#### [TEXTE SOURCE]
********

Communiqué

Décision n° 2019-823 QPC du 31 janvier 2020 - Communiqué de presse

Union des industries de la protection des plantes [Interdiction de la production, du stockage et de la circulation de certains produits phytopharmaceutiques]
Conformité

Le Conseil constitutionnel consacre un objectif de valeur constitutionnelle de protection de l'environnement, patrimoine commun des êtres humains

  • L'objet de la question prioritaire de constitutionnalité (QPC)

Le Conseil constitutionnel a été saisi le 7 novembre 2019 par le Conseil d'Etat d'une question prioritaire de constitutionnalité relative à la conformité aux droits et libertés que la Constitution garantit du paragraphe IV de l'article L. 253-8 du code rural et de la pêche maritime, dans sa rédaction résultant de la loi n° 2018-938 du 30 octobre 2018 pour l'équilibre des relations commerciales dans le secteur agricole et alimentaire et une alimentation saine, durable et accessible à tous.

Ces dispositions interdisent la production, le stockage et la circulation en France des produits phytopharmaceutiques contenant des substances actives non approuvées par l'Union européenne, en raison de leurs effets sur la santé humaine, la santé animale ou l'environnement. Elles font ainsi obstacle non seulement à la vente de tels produits en France mais aussi à leur exportation.

********

#### [DONNÉES FOURNIES]
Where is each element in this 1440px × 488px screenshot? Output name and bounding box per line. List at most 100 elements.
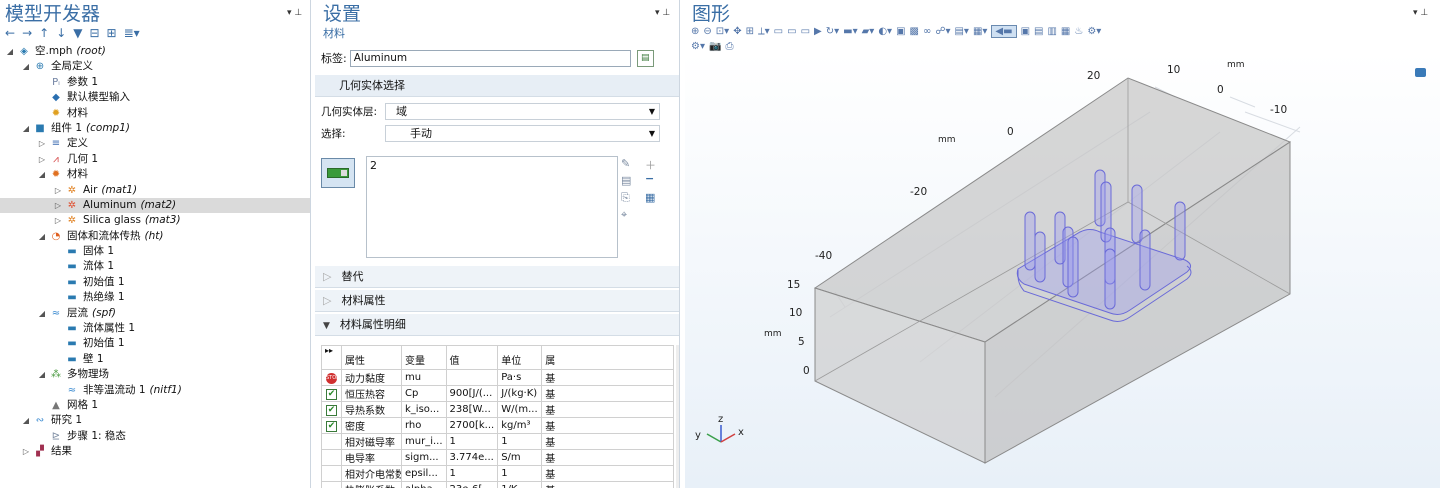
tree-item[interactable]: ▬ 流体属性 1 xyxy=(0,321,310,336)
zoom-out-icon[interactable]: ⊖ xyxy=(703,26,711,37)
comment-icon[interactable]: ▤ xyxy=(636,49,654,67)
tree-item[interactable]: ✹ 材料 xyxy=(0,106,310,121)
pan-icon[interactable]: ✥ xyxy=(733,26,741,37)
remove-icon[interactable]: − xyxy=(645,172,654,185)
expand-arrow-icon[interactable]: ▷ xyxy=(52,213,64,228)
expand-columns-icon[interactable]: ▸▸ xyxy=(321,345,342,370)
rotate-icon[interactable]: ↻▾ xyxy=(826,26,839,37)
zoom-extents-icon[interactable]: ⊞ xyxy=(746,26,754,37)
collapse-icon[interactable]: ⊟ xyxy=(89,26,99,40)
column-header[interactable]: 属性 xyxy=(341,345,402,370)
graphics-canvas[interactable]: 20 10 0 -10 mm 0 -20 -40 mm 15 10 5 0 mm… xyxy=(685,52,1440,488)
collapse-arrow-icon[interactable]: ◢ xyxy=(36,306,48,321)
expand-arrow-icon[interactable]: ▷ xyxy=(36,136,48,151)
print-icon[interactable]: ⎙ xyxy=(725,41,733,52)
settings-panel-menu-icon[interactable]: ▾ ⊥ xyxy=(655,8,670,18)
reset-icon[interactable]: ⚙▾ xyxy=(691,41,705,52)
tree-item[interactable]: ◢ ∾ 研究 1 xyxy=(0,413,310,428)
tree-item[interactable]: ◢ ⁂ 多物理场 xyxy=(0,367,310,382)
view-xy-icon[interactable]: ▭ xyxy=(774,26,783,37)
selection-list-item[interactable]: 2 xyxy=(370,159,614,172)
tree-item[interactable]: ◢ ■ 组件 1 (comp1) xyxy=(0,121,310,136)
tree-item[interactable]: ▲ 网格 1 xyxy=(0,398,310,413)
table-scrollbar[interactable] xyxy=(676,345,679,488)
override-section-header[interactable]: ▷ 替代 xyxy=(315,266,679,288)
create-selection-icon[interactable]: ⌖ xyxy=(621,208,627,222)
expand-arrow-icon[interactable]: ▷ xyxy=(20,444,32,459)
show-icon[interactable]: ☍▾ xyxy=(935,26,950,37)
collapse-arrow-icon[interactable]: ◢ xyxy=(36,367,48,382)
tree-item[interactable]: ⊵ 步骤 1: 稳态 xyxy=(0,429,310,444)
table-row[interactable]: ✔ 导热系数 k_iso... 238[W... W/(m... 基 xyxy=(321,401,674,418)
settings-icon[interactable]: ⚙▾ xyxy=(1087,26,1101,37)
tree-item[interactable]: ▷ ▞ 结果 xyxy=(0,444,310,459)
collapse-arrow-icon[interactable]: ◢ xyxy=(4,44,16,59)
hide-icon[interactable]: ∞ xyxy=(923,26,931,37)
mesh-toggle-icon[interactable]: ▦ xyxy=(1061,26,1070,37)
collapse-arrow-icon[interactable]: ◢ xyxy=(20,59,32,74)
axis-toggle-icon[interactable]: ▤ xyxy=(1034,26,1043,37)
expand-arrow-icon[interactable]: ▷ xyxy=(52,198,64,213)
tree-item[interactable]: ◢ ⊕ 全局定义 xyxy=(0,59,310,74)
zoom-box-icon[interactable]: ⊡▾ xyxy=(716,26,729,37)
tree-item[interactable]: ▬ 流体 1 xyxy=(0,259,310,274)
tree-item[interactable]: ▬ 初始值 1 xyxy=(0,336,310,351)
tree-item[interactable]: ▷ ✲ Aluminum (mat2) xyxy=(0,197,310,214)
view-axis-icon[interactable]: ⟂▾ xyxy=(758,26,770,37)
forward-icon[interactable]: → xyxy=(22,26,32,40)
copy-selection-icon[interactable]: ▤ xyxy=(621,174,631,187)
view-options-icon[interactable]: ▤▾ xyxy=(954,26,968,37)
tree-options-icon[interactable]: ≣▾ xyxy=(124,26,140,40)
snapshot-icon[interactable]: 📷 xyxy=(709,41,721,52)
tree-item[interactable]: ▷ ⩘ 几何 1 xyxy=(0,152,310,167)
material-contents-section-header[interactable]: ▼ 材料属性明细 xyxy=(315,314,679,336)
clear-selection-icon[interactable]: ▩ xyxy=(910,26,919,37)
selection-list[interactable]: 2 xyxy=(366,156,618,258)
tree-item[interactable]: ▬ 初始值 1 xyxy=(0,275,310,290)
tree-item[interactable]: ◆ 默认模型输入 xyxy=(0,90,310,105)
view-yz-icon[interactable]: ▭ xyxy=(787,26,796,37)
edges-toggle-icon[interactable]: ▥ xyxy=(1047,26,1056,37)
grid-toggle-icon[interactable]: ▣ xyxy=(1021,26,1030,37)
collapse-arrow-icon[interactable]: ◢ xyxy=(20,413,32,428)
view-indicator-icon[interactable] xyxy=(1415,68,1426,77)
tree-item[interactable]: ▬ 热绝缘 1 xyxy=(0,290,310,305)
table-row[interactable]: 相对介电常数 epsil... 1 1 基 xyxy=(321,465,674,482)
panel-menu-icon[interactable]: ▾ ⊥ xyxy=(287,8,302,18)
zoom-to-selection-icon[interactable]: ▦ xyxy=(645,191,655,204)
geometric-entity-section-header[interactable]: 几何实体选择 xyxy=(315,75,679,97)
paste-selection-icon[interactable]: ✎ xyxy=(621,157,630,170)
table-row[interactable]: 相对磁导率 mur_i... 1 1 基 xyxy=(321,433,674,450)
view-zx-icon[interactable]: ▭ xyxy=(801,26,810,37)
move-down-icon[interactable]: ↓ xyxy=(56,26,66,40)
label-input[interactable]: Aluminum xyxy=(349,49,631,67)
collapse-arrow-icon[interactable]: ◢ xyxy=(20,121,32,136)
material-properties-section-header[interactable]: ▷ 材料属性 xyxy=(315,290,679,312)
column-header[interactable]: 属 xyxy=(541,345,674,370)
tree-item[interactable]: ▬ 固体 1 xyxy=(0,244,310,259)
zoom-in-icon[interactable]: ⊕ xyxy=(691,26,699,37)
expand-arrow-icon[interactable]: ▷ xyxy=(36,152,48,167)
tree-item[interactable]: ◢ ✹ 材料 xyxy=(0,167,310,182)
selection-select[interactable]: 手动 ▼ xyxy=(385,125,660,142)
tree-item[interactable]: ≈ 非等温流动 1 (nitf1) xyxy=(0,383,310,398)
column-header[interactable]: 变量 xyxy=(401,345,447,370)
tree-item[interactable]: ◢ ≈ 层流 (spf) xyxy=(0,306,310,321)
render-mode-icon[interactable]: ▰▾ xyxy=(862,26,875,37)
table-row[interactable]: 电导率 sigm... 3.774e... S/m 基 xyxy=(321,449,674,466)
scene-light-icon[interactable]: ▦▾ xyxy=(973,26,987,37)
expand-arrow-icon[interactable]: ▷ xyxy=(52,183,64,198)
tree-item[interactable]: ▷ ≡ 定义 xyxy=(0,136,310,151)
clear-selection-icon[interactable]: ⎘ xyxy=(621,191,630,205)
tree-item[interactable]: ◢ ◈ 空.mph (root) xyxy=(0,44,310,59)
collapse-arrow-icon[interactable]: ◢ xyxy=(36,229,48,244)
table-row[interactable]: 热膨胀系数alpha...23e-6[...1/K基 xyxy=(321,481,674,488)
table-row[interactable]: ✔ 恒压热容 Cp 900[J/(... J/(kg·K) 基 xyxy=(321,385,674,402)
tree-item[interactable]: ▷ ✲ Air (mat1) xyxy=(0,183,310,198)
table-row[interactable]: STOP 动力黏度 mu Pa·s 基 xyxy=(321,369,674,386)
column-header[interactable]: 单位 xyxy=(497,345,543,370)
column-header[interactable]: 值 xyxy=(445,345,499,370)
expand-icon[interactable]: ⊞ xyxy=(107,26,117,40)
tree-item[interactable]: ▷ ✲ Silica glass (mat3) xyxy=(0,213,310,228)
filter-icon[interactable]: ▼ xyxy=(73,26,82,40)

********

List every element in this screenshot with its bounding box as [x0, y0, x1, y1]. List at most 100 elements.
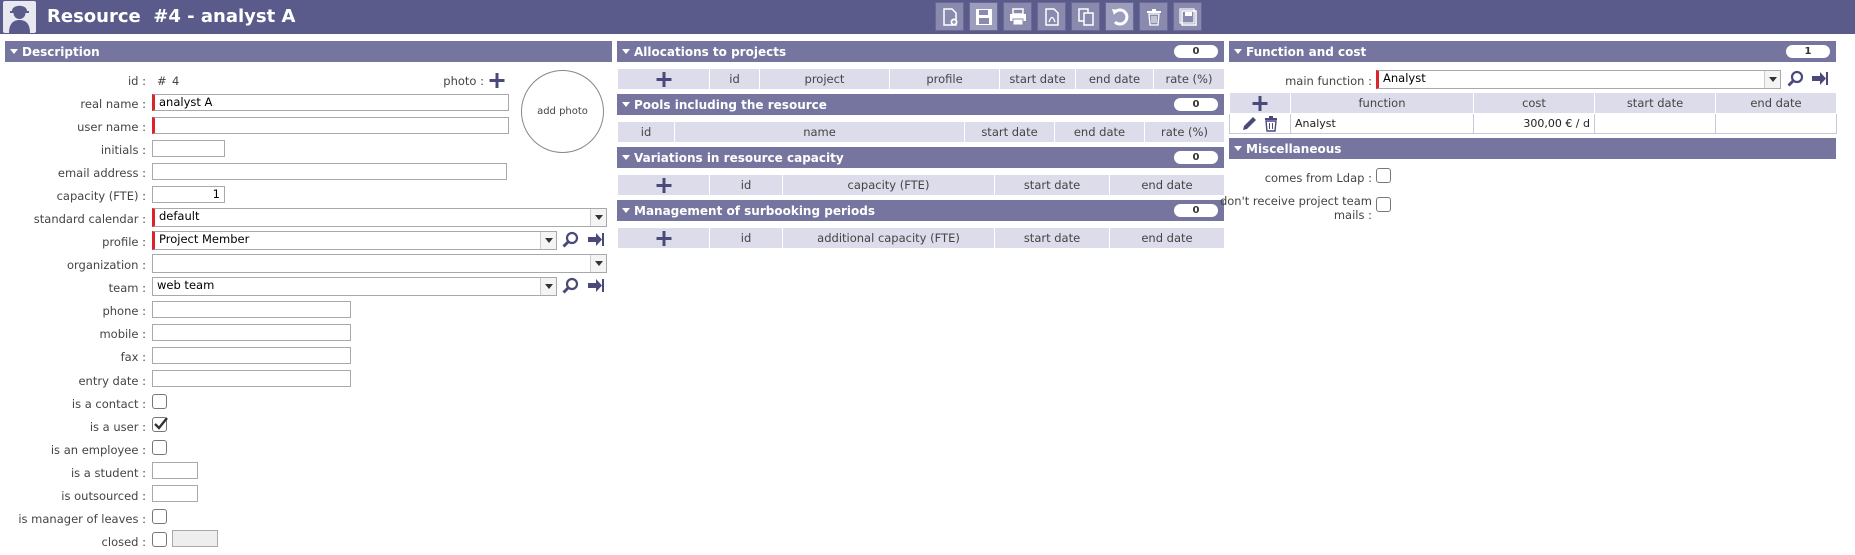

********

#### [EXERCICE]
D'après le communiqué, à quelle date le Conseil d'État a-t-il saisi le Conseil constitutionnel de la question prioritaire de constitutionnalité ?

#### [CORRIGÉ COMPLET]
Le 7 novembre 2019.